▶ REQUIRED WORK
Beneath this sentence is a set of records; write each of them out exactly.
━━━━━ RECORDED DATA
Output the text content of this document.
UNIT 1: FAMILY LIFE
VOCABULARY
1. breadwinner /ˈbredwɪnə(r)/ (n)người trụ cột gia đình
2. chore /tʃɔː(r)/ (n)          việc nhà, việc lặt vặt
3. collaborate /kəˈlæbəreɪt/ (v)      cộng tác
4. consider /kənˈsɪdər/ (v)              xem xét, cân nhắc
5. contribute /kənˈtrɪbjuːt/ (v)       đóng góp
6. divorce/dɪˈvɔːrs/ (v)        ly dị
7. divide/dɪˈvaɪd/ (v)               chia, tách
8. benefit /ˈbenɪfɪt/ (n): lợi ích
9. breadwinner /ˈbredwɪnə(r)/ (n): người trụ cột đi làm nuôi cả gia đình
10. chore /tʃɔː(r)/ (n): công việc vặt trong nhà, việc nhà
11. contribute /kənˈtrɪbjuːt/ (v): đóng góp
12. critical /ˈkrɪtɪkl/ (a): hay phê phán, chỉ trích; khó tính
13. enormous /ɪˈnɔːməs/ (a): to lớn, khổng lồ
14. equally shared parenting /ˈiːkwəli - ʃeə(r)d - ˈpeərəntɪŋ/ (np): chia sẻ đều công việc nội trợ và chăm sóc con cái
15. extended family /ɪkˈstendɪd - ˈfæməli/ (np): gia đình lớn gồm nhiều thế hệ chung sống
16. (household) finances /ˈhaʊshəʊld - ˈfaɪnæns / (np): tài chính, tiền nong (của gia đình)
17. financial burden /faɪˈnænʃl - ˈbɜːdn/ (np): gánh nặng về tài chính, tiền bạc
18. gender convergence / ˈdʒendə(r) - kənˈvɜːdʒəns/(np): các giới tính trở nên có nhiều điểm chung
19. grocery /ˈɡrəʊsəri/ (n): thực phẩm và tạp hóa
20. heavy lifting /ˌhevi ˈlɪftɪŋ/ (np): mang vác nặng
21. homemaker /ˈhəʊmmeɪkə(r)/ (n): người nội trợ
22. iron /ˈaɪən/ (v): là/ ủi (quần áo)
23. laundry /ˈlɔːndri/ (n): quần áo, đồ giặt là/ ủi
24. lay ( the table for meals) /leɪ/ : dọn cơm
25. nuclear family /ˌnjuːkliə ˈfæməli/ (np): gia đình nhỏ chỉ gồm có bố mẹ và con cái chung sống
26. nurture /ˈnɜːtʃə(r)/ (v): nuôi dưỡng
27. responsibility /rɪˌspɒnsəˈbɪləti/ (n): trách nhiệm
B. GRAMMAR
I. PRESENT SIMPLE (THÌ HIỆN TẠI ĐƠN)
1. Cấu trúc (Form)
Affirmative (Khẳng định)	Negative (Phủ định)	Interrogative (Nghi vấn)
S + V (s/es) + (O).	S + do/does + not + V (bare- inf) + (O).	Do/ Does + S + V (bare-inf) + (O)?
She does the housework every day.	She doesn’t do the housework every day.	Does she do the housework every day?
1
━━━━━━━━━━
▶ RESULT OF THE EXERCISE
Output the text content of this document.
UNIT 1: FAMILY LIFE
VOCABULARY
1. breadwinner /ˈbredwɪnə(r)/ (n)người trụ cột gia đình
2. chore /tʃɔː(r)/ (n)          việc nhà, việc lặt vặt
3. collaborate /kəˈlæbəreɪt/ (v)      cộng tác
4. consider /kənˈsɪdər/ (v)              xem xét, cân nhắc
5. contribute /kənˈtrɪbjuːt/ (v)       đóng góp
6. divorce/dɪˈvɔːrs/ (v)        ly dị
7. divide/dɪˈvaɪd/ (v)               chia, tách
8. benefit /ˈbenɪfɪt/ (n): lợi ích
9. breadwinner /ˈbredwɪnə(r)/ (n): người trụ cột đi làm nuôi cả gia đình
10. chore /tʃɔː(r)/ (n): công việc vặt trong nhà, việc nhà
11. contribute /kənˈtrɪbjuːt/ (v): đóng góp
12. critical /ˈkrɪtɪkl/ (a): hay phê phán, chỉ trích; khó tính
13. enormous /ɪˈnɔːməs/ (a): to lớn, khổng lồ
14. equally shared parenting /ˈiːkwəli - ʃeə(r)d - ˈpeərəntɪŋ/ (np): chia sẻ đều công việc nội trợ và chăm sóc con cái
15. extended family /ɪkˈstendɪd - ˈfæməli/ (np): gia đình lớn gồm nhiều thế hệ chung sống
16. (household) finances /ˈhaʊshəʊld - ˈfaɪnæns / (np): tài chính, tiền nong (của gia đình)
17. financial burden /faɪˈnænʃl - ˈbɜːdn/ (np): gánh nặng về tài chính, tiền bạc
18. gender convergence / ˈdʒendə(r) - kənˈvɜːdʒəns/(np): các giới tính trở nên có nhiều điểm chung
19. grocery /ˈɡrəʊsəri/ (n): thực phẩm và tạp hóa
20. heavy lifting /ˌhevi ˈlɪftɪŋ/ (np): mang vác nặng
21. homemaker /ˈhəʊmmeɪkə(r)/ (n): người nội trợ
22. iron /ˈaɪən/ (v): là/ ủi (quần áo)
23. laundry /ˈlɔːndri/ (n): quần áo, đồ giặt là/ ủi
24. lay ( the table for meals) /leɪ/ : dọn cơm
25. nuclear family /ˌnjuːkliə ˈfæməli/ (np): gia đình nhỏ chỉ gồm có bố mẹ và con cái chung sống
26. nurture /ˈnɜːtʃə(r)/ (v): nuôi dưỡng
27. responsibility /rɪˌspɒnsəˈbɪləti/ (n): trách nhiệm
B. GRAMMAR
I. PRESENT SIMPLE (THÌ HIỆN TẠI ĐƠN)
1. Cấu trúc (Form)
Affirmative (Khẳng định)	Negative (Phủ định)	Interrogative (Nghi vấn)
S + V (s/es) + (O).	S + do/does + not + V (bare- inf) + (O).	Do/ Does + S + V (bare-inf) + (O)?
She does the housework every day.	She doesn’t do the housework every day.	Does she do the housework every day?
1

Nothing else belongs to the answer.